*TASK TO CARRY OUT:* Copy every one of the rows below word for word, with no changes.

--- Begin TASK DATA ---

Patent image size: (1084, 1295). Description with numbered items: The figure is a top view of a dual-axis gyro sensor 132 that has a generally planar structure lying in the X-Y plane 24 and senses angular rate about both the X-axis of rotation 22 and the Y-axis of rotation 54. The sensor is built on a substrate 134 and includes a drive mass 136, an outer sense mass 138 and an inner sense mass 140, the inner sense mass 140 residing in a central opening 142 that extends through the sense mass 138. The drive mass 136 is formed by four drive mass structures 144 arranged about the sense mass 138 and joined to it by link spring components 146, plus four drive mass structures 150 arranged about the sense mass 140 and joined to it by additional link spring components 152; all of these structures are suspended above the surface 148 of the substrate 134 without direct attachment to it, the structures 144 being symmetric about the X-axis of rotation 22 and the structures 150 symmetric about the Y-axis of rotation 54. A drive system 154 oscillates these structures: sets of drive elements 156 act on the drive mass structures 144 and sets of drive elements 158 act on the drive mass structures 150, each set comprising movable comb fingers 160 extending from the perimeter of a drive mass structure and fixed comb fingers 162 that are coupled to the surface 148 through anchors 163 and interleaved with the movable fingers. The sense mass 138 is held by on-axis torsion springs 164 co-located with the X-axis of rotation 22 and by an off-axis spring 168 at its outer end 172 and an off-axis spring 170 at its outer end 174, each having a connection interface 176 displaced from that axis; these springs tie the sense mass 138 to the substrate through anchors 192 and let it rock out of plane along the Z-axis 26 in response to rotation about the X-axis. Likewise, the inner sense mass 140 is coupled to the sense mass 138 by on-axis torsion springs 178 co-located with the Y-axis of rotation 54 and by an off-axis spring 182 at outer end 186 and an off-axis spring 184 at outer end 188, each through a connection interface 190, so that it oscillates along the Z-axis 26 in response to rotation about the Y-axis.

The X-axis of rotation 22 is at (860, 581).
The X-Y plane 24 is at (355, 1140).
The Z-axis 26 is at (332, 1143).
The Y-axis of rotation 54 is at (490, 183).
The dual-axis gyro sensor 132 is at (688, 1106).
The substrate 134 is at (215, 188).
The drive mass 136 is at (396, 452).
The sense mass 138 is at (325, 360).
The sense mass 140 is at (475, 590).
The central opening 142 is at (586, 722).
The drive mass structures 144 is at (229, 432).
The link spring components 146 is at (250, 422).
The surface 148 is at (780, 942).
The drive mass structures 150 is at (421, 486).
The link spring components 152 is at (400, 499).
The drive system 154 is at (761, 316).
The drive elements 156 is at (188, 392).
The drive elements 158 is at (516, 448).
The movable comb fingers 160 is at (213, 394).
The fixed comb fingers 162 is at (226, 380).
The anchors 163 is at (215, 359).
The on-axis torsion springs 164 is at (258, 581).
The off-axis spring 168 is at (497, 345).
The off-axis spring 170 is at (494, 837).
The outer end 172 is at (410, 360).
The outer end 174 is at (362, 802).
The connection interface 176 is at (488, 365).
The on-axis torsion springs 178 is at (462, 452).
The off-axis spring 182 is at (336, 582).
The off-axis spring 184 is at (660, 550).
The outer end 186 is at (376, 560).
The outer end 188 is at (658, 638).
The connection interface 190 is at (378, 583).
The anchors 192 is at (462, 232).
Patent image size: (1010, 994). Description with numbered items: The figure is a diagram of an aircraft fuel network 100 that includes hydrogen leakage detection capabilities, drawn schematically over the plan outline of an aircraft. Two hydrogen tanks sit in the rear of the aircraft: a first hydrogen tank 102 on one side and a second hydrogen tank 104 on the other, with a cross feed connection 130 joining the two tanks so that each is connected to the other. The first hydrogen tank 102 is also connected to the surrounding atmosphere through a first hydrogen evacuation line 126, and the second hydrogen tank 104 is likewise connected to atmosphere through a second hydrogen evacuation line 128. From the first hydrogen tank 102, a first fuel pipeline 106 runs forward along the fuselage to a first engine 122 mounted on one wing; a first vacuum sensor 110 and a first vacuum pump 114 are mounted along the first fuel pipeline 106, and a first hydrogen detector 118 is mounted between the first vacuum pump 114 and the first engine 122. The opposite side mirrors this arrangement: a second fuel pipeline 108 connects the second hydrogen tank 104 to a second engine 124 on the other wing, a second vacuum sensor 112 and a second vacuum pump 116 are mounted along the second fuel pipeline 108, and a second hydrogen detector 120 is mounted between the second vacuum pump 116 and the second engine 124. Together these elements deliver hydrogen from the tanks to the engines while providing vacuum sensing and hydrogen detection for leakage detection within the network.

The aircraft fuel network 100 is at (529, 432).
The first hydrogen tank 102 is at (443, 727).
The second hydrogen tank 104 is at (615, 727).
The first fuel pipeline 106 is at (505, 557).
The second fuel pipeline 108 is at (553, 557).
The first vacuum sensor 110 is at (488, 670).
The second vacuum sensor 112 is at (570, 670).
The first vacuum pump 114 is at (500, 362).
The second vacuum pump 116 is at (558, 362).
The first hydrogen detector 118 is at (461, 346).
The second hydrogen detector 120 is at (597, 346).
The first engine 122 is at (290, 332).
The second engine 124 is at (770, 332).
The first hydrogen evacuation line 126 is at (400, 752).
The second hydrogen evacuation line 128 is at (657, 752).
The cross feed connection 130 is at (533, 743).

--- End TASK DATA ---

*TASK OUTPUT:*
Patent image size: (1084, 1295). Description with numbered items: The figure is a top view of a dual-axis gyro sensor 132 that has a generally planar structure lying in the X-Y plane 24 and senses angular rate about both the X-axis of rotation 22 and the Y-axis of rotation 54. The sensor is built on a substrate 134 and includes a drive mass 136, an outer sense mass 138 and an inner sense mass 140, the inner sense mass 140 residing in a central opening 142 that extends through the sense mass 138. The drive mass 136 is formed by four drive mass structures 144 arranged about the sense mass 138 and joined to it by link spring components 146, plus four drive mass structures 150 arranged about the sense mass 140 and joined to it by additional link spring components 152; all of these structures are suspended above the surface 148 of the substrate 134 without direct attachment to it, the structures 144 being symmetric about the X-axis of rotation 22 and the structures 150 symmetric about the Y-axis of rotation 54. A drive system 154 oscillates these structures: sets of drive elements 156 act on the drive mass structures 144 and sets of drive elements 158 act on the drive mass structures 150, each set comprising movable comb fingers 160 extending from the perimeter of a drive mass structure and fixed comb fingers 162 that are coupled to the surface 148 through anchors 163 and interleaved with the movable fingers. The sense mass 138 is held by on-axis torsion springs 164 co-located with the X-axis of rotation 22 and by an off-axis spring 168 at its outer end 172 and an off-axis spring 170 at its outer end 174, each having a connection interface 176 displaced from that axis; these springs tie the sense mass 138 to the substrate through anchors 192 and let it rock out of plane along the Z-axis 26 in response to rotation about the X-axis. Likewise, the inner sense mass 140 is coupled to the sense mass 138 by on-axis torsion springs 178 co-located with the Y-axis of rotation 54 and by an off-axis spring 182 at outer end 186 and an off-axis spring 184 at outer end 188, each through a connection interface 190, so that it oscillates along the Z-axis 26 in response to rotation about the Y-axis.

The X-axis of rotation 22 is at (860, 581).
The X-Y plane 24 is at (355, 1140).
The Z-axis 26 is at (332, 1143).
The Y-axis of rotation 54 is at (490, 183).
The dual-axis gyro sensor 132 is at (688, 1106).
The substrate 134 is at (215, 188).
The drive mass 136 is at (396, 452).
The sense mass 138 is at (325, 360).
The sense mass 140 is at (475, 590).
The central opening 142 is at (586, 722).
The drive mass structures 144 is at (229, 432).
The link spring components 146 is at (250, 422).
The surface 148 is at (780, 942).
The drive mass structures 150 is at (421, 486).
The link spring components 152 is at (400, 499).
The drive system 154 is at (761, 316).
The drive elements 156 is at (188, 392).
The drive elements 158 is at (516, 448).
The movable comb fingers 160 is at (213, 394).
The fixed comb fingers 162 is at (226, 380).
The anchors 163 is at (215, 359).
The on-axis torsion springs 164 is at (258, 581).
The off-axis spring 168 is at (497, 345).
The off-axis spring 170 is at (494, 837).
The outer end 172 is at (410, 360).
The outer end 174 is at (362, 802).
The connection interface 176 is at (488, 365).
The on-axis torsion springs 178 is at (462, 452).
The off-axis spring 182 is at (336, 582).
The off-axis spring 184 is at (660, 550).
The outer end 186 is at (376, 560).
The outer end 188 is at (658, 638).
The connection interface 190 is at (378, 583).
The anchors 192 is at (462, 232).
Patent image size: (1010, 994). Description with numbered items: The figure is a diagram of an aircraft fuel network 100 that includes hydrogen leakage detection capabilities, drawn schematically over the plan outline of an aircraft. Two hydrogen tanks sit in the rear of the aircraft: a first hydrogen tank 102 on one side and a second hydrogen tank 104 on the other, with a cross feed connection 130 joining the two tanks so that each is connected to the other. The first hydrogen tank 102 is also connected to the surrounding atmosphere through a first hydrogen evacuation line 126, and the second hydrogen tank 104 is likewise connected to atmosphere through a second hydrogen evacuation line 128. From the first hydrogen tank 102, a first fuel pipeline 106 runs forward along the fuselage to a first engine 122 mounted on one wing; a first vacuum sensor 110 and a first vacuum pump 114 are mounted along the first fuel pipeline 106, and a first hydrogen detector 118 is mounted between the first vacuum pump 114 and the first engine 122. The opposite side mirrors this arrangement: a second fuel pipeline 108 connects the second hydrogen tank 104 to a second engine 124 on the other wing, a second vacuum sensor 112 and a second vacuum pump 116 are mounted along the second fuel pipeline 108, and a second hydrogen detector 120 is mounted between the second vacuum pump 116 and the second engine 124. Together these elements deliver hydrogen from the tanks to the engines while providing vacuum sensing and hydrogen detection for leakage detection within the network.

The aircraft fuel network 100 is at (529, 432).
The first hydrogen tank 102 is at (443, 727).
The second hydrogen tank 104 is at (615, 727).
The first fuel pipeline 106 is at (505, 557).
The second fuel pipeline 108 is at (553, 557).
The first vacuum sensor 110 is at (488, 670).
The second vacuum sensor 112 is at (570, 670).
The first vacuum pump 114 is at (500, 362).
The second vacuum pump 116 is at (558, 362).
The first hydrogen detector 118 is at (461, 346).
The second hydrogen detector 120 is at (597, 346).
The first engine 122 is at (290, 332).
The second engine 124 is at (770, 332).
The first hydrogen evacuation line 126 is at (400, 752).
The second hydrogen evacuation line 128 is at (657, 752).
The cross feed connection 130 is at (533, 743).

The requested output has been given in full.